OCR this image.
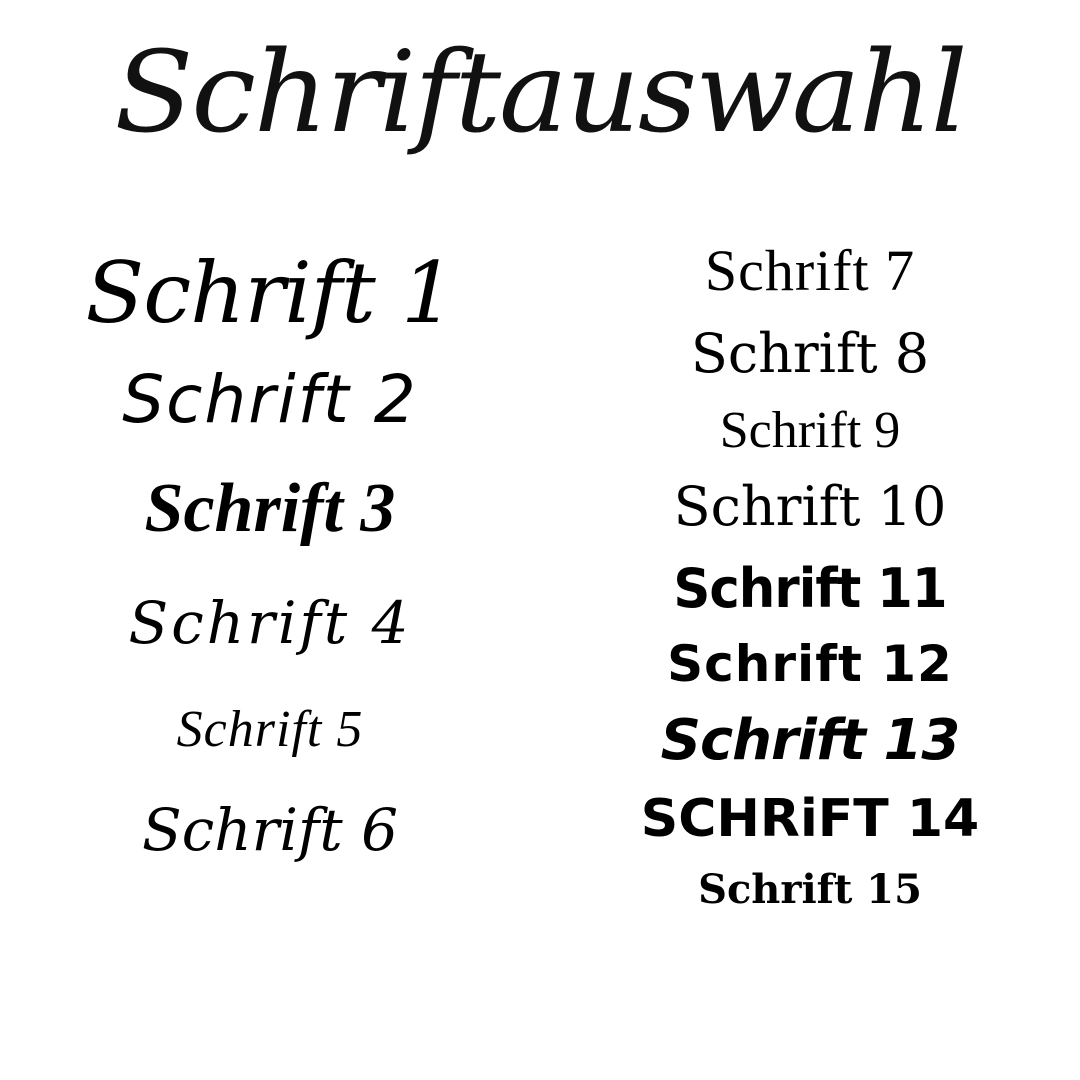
Schriftauswahl
Schrift 1
Schrift 2
Schrift 3
Schrift 4
Schrift 5
Schrift 6
Schrift 7
Schrift 8
Schrift 9
Schrift 10
Schrift 11
Schrift 12
Schrift 13
SCHRiFT 14
Schrift 15
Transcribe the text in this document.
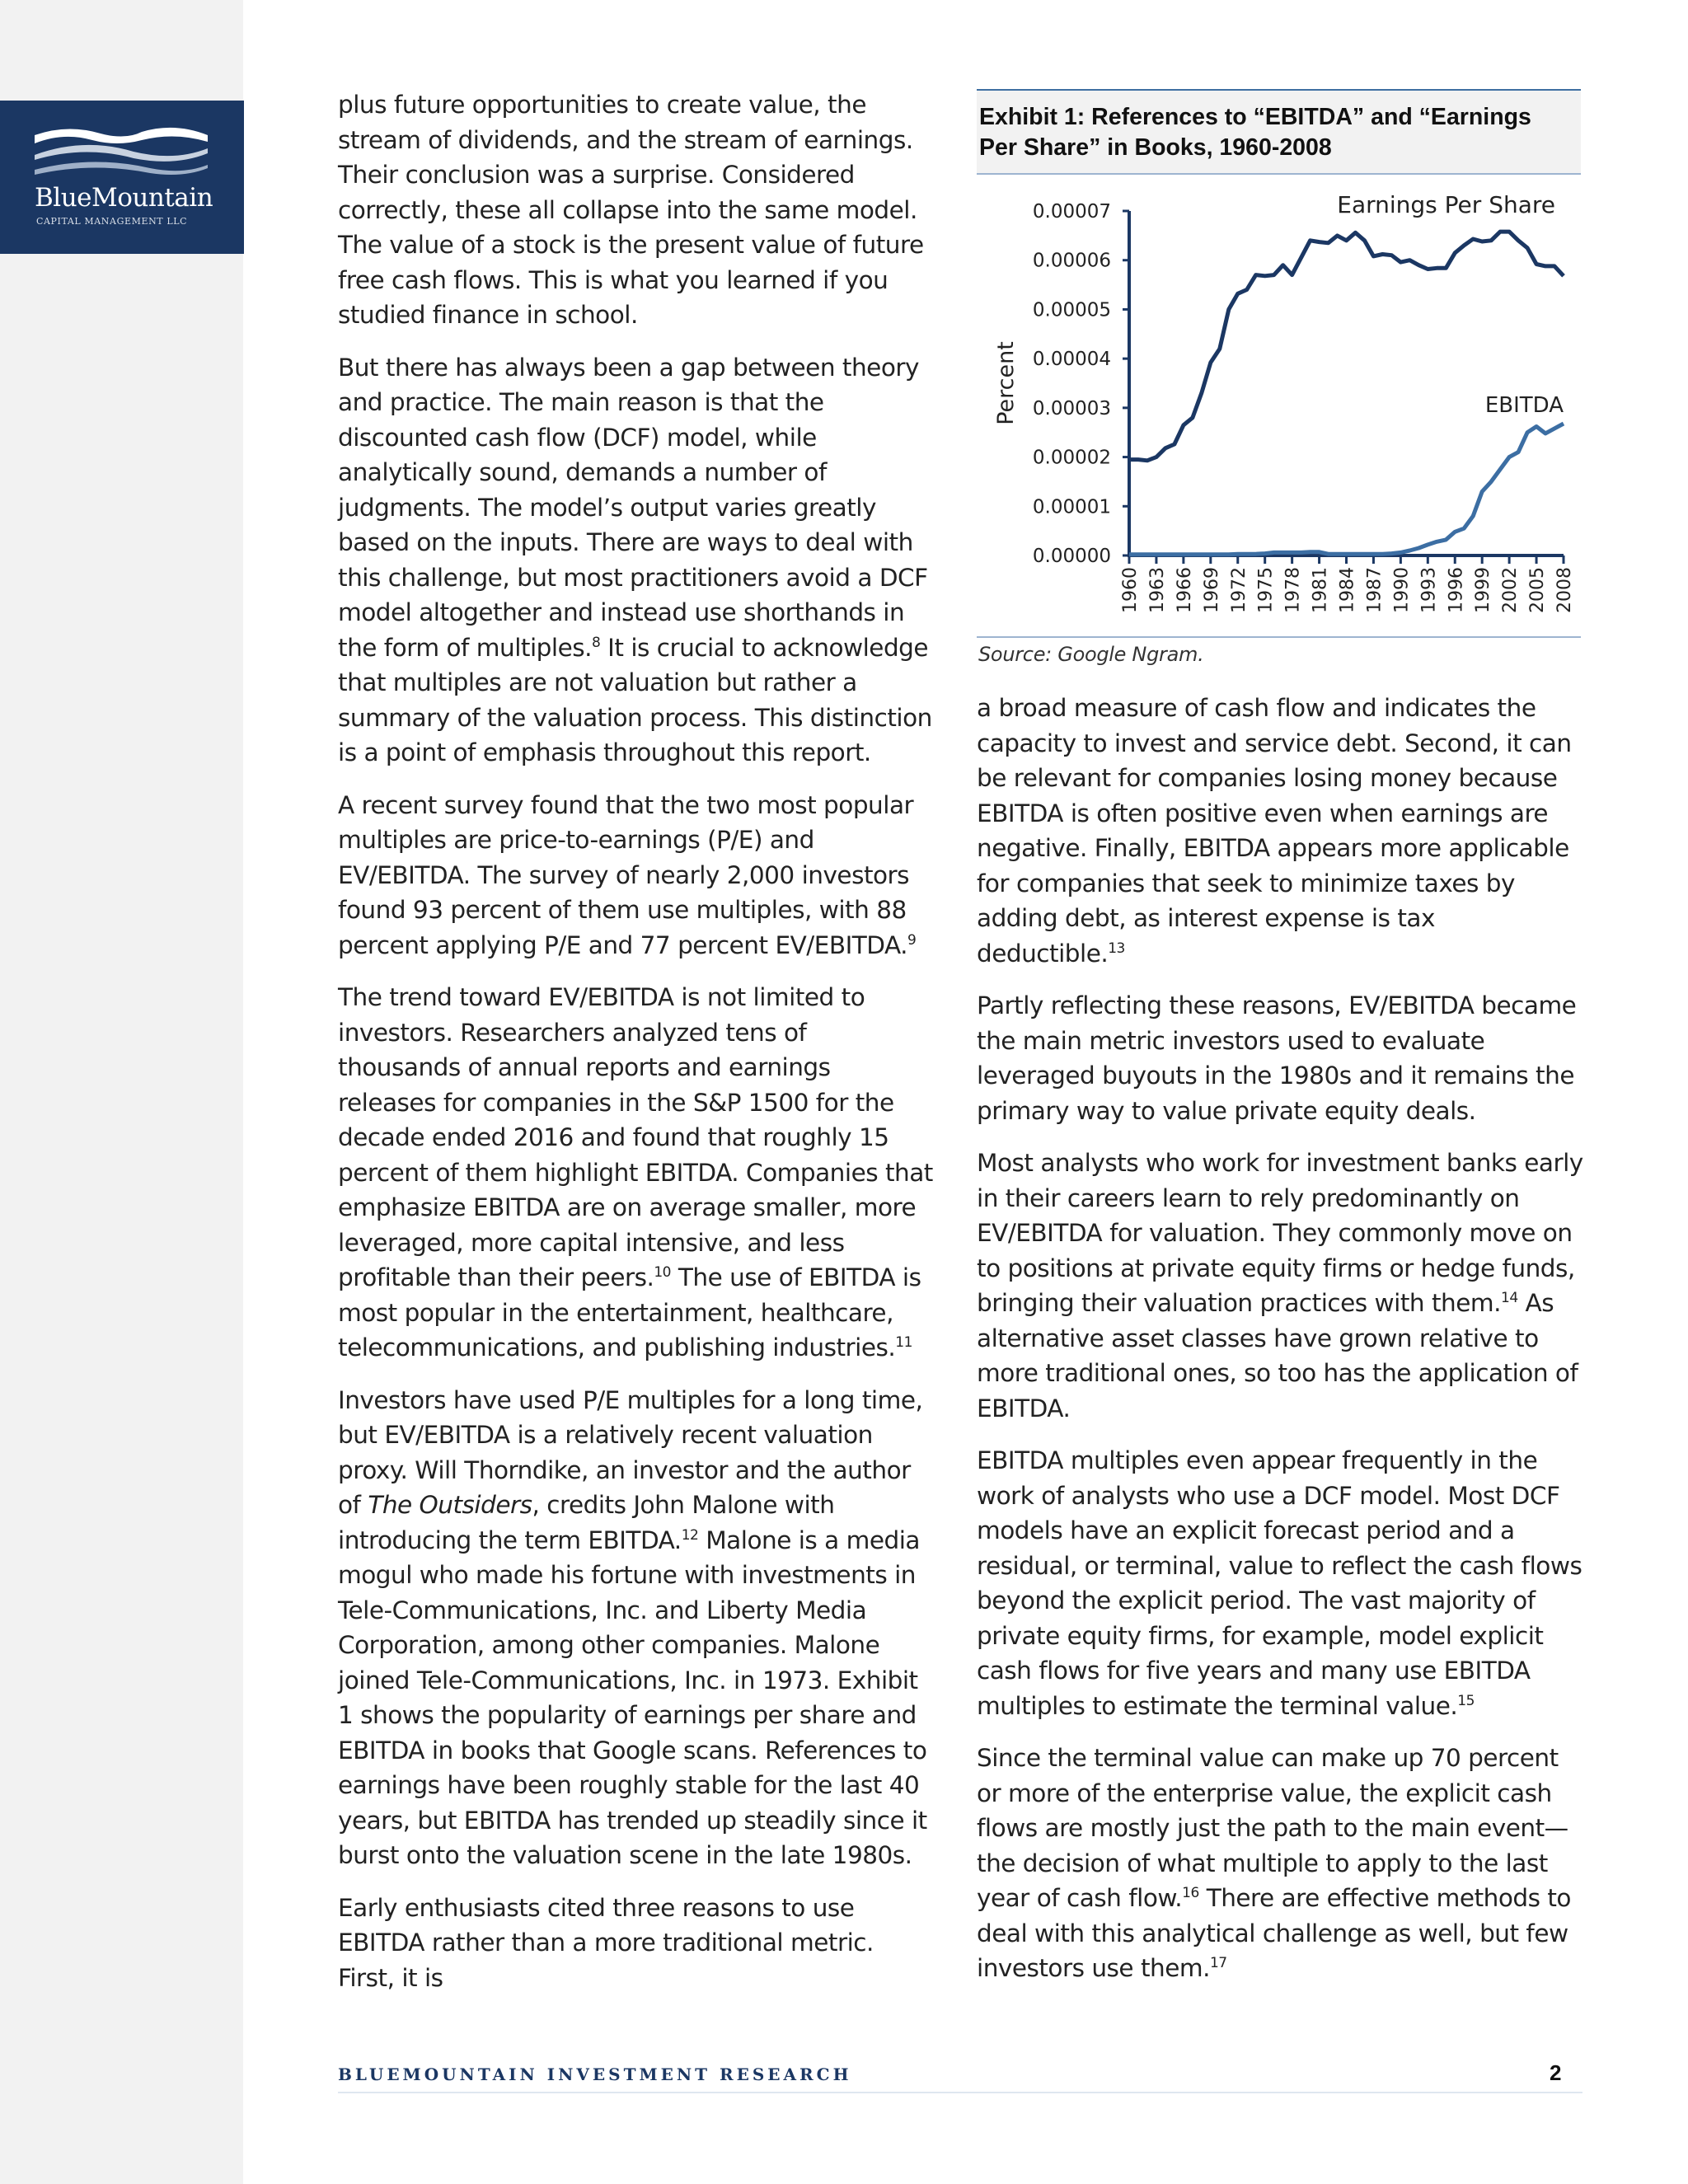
BlueMountain
CAPITAL MANAGEMENT LLC

plus future opportunities to create value, the stream of dividends, and the stream of earnings. Their conclusion was a surprise. Considered correctly, these all collapse into the same model. The value of a stock is the present value of future free cash flows. This is what you learned if you studied finance in school.

But there has always been a gap between theory and practice. The main reason is that the discounted cash flow (DCF) model, while analytically sound, demands a number of judgments. The model’s output varies greatly based on the inputs. There are ways to deal with this challenge, but most practitioners avoid a DCF model altogether and instead use shorthands in the form of multiples.$^8$ It is crucial to acknowledge that multiples are not valuation but rather a summary of the valuation process. This distinction is a point of emphasis throughout this report.

A recent survey found that the two most popular multiples are price-to-earnings (P/E) and EV/EBITDA. The survey of nearly 2,000 investors found 93 percent of them use multiples, with 88 percent applying P/E and 77 percent EV/EBITDA.$^9$

The trend toward EV/EBITDA is not limited to investors. Researchers analyzed tens of thousands of annual reports and earnings releases for companies in the S&P 1500 for the decade ended 2016 and found that roughly 15 percent of them highlight EBITDA. Companies that emphasize EBITDA are on average smaller, more leveraged, more capital intensive, and less profitable than their peers.$^{10}$ The use of EBITDA is most popular in the entertainment, healthcare, telecommunications, and publishing industries.$^{11}$

Investors have used P/E multiples for a long time, but EV/EBITDA is a relatively recent valuation proxy. Will Thorndike, an investor and the author of The Outsiders, credits John Malone with introducing the term EBITDA.$^{12}$ Malone is a media mogul who made his fortune with investments in Tele-Communications, Inc. and Liberty Media Corporation, among other companies. Malone joined Tele-Communications, Inc. in 1973. Exhibit 1 shows the popularity of earnings per share and EBITDA in books that Google scans. References to earnings have been roughly stable for the last 40 years, but EBITDA has trended up steadily since it burst onto the valuation scene in the late 1980s.

Early enthusiasts cited three reasons to use EBITDA rather than a more traditional metric. First, it is

Exhibit 1: References to “EBITDA” and “Earnings
Per Share” in Books, 1960-2008
0.00000
0.00001
0.00002
0.00003
0.00004
0.00005
0.00006
0.00007
1960 1963 1966 1969 1972 1975 1978 1981 1984 1987 1990 1993 1996 1999 2002 2005 2008
Percent
Earnings Per Share
EBITDA
Source: Google Ngram.

a broad measure of cash flow and indicates the capacity to invest and service debt. Second, it can be relevant for companies losing money because EBITDA is often positive even when earnings are negative. Finally, EBITDA appears more applicable for companies that seek to minimize taxes by adding debt, as interest expense is tax deductible.$^{13}$

Partly reflecting these reasons, EV/EBITDA became the main metric investors used to evaluate leveraged buyouts in the 1980s and it remains the primary way to value private equity deals.

Most analysts who work for investment banks early in their careers learn to rely predominantly on EV/EBITDA for valuation. They commonly move on to positions at private equity firms or hedge funds, bringing their valuation practices with them.$^{14}$ As alternative asset classes have grown relative to more traditional ones, so too has the application of EBITDA.

EBITDA multiples even appear frequently in the work of analysts who use a DCF model. Most DCF models have an explicit forecast period and a residual, or terminal, value to reflect the cash flows beyond the explicit period. The vast majority of private equity firms, for example, model explicit cash flows for five years and many use EBITDA multiples to estimate the terminal value.$^{15}$

Since the terminal value can make up 70 percent or more of the enterprise value, the explicit cash flows are mostly just the path to the main event—the decision of what multiple to apply to the last year of cash flow.$^{16}$ There are effective methods to deal with this analytical challenge as well, but few investors use them.$^{17}$

BLUEMOUNTAIN INVESTMENT RESEARCH	2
· · · · · · ·
- _STATED GOAL_
Output the data exactly. Pictures don't belong in the result.

- _IN RESPONSE_
OCR this image.
Schriftauswahl
Schrift 1
Schrift 2
Schrift 3
Schrift 4
Schrift 5
Schrift 6
Schrift 7
Schrift 8
Schrift 9
Schrift 10
Schrift 11
Schrift 12
Schrift 13
SCHRiFT 14
Schrift 15
Transcribe the text in this document.
BlueMountain
CAPITAL MANAGEMENT LLC

plus future opportunities to create value, the stream of dividends, and the stream of earnings. Their conclusion was a surprise. Considered correctly, these all collapse into the same model. The value of a stock is the present value of future free cash flows. This is what you learned if you studied finance in school.

But there has always been a gap between theory and practice. The main reason is that the discounted cash flow (DCF) model, while analytically sound, demands a number of judgments. The model’s output varies greatly based on the inputs. There are ways to deal with this challenge, but most practitioners avoid a DCF model altogether and instead use shorthands in the form of multiples.$^8$ It is crucial to acknowledge that multiples are not valuation but rather a summary of the valuation process. This distinction is a point of emphasis throughout this report.

A recent survey found that the two most popular multiples are price-to-earnings (P/E) and EV/EBITDA. The survey of nearly 2,000 investors found 93 percent of them use multiples, with 88 percent applying P/E and 77 percent EV/EBITDA.$^9$

The trend toward EV/EBITDA is not limited to investors. Researchers analyzed tens of thousands of annual reports and earnings releases for companies in the S&P 1500 for the decade ended 2016 and found that roughly 15 percent of them highlight EBITDA. Companies that emphasize EBITDA are on average smaller, more leveraged, more capital intensive, and less profitable than their peers.$^{10}$ The use of EBITDA is most popular in the entertainment, healthcare, telecommunications, and publishing industries.$^{11}$

Investors have used P/E multiples for a long time, but EV/EBITDA is a relatively recent valuation proxy. Will Thorndike, an investor and the author of The Outsiders, credits John Malone with introducing the term EBITDA.$^{12}$ Malone is a media mogul who made his fortune with investments in Tele-Communications, Inc. and Liberty Media Corporation, among other companies. Malone joined Tele-Communications, Inc. in 1973. Exhibit 1 shows the popularity of earnings per share and EBITDA in books that Google scans. References to earnings have been roughly stable for the last 40 years, but EBITDA has trended up steadily since it burst onto the valuation scene in the late 1980s.

Early enthusiasts cited three reasons to use EBITDA rather than a more traditional metric. First, it is

Exhibit 1: References to “EBITDA” and “Earnings
Per Share” in Books, 1960-2008
0.00000
0.00001
0.00002
0.00003
0.00004
0.00005
0.00006
0.00007
1960 1963 1966 1969 1972 1975 1978 1981 1984 1987 1990 1993 1996 1999 2002 2005 2008
Percent
Earnings Per Share
EBITDA
Source: Google Ngram.

a broad measure of cash flow and indicates the capacity to invest and service debt. Second, it can be relevant for companies losing money because EBITDA is often positive even when earnings are negative. Finally, EBITDA appears more applicable for companies that seek to minimize taxes by adding debt, as interest expense is tax deductible.$^{13}$

Partly reflecting these reasons, EV/EBITDA became the main metric investors used to evaluate leveraged buyouts in the 1980s and it remains the primary way to value private equity deals.

Most analysts who work for investment banks early in their careers learn to rely predominantly on EV/EBITDA for valuation. They commonly move on to positions at private equity firms or hedge funds, bringing their valuation practices with them.$^{14}$ As alternative asset classes have grown relative to more traditional ones, so too has the application of EBITDA.

EBITDA multiples even appear frequently in the work of analysts who use a DCF model. Most DCF models have an explicit forecast period and a residual, or terminal, value to reflect the cash flows beyond the explicit period. The vast majority of private equity firms, for example, model explicit cash flows for five years and many use EBITDA multiples to estimate the terminal value.$^{15}$

Since the terminal value can make up 70 percent or more of the enterprise value, the explicit cash flows are mostly just the path to the main event—the decision of what multiple to apply to the last year of cash flow.$^{16}$ There are effective methods to deal with this analytical challenge as well, but few investors use them.$^{17}$

BLUEMOUNTAIN INVESTMENT RESEARCH	2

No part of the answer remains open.